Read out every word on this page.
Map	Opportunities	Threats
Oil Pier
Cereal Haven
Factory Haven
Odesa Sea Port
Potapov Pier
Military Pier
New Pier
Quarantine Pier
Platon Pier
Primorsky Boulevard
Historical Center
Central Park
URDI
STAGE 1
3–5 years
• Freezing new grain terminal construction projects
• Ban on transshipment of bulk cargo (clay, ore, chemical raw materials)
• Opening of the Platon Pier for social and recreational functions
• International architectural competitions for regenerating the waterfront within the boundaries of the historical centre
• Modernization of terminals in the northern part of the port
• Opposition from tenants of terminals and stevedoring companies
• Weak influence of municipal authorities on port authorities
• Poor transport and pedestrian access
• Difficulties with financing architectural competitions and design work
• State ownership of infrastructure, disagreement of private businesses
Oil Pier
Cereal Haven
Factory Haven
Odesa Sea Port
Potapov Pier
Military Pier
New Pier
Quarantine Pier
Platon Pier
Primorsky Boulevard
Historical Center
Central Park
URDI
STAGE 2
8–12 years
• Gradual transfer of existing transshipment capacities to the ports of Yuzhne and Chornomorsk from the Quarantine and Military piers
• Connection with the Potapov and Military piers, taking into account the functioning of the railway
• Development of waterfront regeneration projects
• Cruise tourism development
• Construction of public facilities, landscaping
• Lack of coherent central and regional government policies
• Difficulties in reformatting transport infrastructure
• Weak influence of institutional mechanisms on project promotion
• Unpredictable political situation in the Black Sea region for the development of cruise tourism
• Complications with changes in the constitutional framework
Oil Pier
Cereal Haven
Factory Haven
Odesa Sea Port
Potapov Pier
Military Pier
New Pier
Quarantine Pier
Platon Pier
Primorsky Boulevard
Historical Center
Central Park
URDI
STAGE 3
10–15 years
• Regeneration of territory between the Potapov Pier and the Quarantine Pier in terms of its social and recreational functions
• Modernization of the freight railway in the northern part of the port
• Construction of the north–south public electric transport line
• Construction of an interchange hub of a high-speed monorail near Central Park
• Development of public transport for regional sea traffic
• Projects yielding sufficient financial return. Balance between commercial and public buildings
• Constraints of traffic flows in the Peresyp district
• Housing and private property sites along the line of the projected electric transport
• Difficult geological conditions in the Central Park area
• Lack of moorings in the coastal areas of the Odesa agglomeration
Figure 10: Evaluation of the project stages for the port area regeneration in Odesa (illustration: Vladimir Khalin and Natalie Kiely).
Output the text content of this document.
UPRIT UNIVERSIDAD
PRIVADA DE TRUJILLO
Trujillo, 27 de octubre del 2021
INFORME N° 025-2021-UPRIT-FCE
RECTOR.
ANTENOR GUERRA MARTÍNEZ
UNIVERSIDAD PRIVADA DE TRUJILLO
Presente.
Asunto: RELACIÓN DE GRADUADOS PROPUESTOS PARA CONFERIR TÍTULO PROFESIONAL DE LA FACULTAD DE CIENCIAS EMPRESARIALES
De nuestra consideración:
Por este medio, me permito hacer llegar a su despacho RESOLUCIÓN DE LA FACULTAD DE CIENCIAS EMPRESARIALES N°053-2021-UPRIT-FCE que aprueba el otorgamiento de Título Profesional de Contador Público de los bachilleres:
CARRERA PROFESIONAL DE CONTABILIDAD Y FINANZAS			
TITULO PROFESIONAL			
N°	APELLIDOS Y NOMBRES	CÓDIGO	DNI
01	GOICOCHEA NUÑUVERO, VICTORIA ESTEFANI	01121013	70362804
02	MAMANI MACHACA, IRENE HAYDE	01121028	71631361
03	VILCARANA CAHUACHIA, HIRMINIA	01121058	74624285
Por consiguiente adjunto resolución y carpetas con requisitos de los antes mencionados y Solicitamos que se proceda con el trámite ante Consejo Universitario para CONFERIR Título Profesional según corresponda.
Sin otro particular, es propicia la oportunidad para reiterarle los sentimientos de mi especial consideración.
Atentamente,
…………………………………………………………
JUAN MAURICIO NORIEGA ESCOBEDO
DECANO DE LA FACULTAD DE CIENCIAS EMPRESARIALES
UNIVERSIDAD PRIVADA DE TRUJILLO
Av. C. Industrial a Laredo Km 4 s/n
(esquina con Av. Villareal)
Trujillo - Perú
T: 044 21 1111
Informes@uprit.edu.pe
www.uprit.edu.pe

______

● **Task requirements**
Using the records above, please retype only the run of lines from the line holding "Output the text content of this document." through the last line, both ends included.

● **Correct answer**
Output the text content of this document.
UPRIT UNIVERSIDAD
PRIVADA DE TRUJILLO
Trujillo, 27 de octubre del 2021
INFORME N° 025-2021-UPRIT-FCE
RECTOR.
ANTENOR GUERRA MARTÍNEZ
UNIVERSIDAD PRIVADA DE TRUJILLO
Presente.
Asunto: RELACIÓN DE GRADUADOS PROPUESTOS PARA CONFERIR TÍTULO PROFESIONAL DE LA FACULTAD DE CIENCIAS EMPRESARIALES
De nuestra consideración:
Por este medio, me permito hacer llegar a su despacho RESOLUCIÓN DE LA FACULTAD DE CIENCIAS EMPRESARIALES N°053-2021-UPRIT-FCE que aprueba el otorgamiento de Título Profesional de Contador Público de los bachilleres:
CARRERA PROFESIONAL DE CONTABILIDAD Y FINANZAS			
TITULO PROFESIONAL			
N°	APELLIDOS Y NOMBRES	CÓDIGO	DNI
01	GOICOCHEA NUÑUVERO, VICTORIA ESTEFANI	01121013	70362804
02	MAMANI MACHACA, IRENE HAYDE	01121028	71631361
03	VILCARANA CAHUACHIA, HIRMINIA	01121058	74624285
Por consiguiente adjunto resolución y carpetas con requisitos de los antes mencionados y Solicitamos que se proceda con el trámite ante Consejo Universitario para CONFERIR Título Profesional según corresponda.
Sin otro particular, es propicia la oportunidad para reiterarle los sentimientos de mi especial consideración.
Atentamente,
…………………………………………………………
JUAN MAURICIO NORIEGA ESCOBEDO
DECANO DE LA FACULTAD DE CIENCIAS EMPRESARIALES
UNIVERSIDAD PRIVADA DE TRUJILLO
Av. C. Industrial a Laredo Km 4 s/n
(esquina con Av. Villareal)
Trujillo - Perú
T: 044 21 1111
Informes@uprit.edu.pe
www.uprit.edu.pe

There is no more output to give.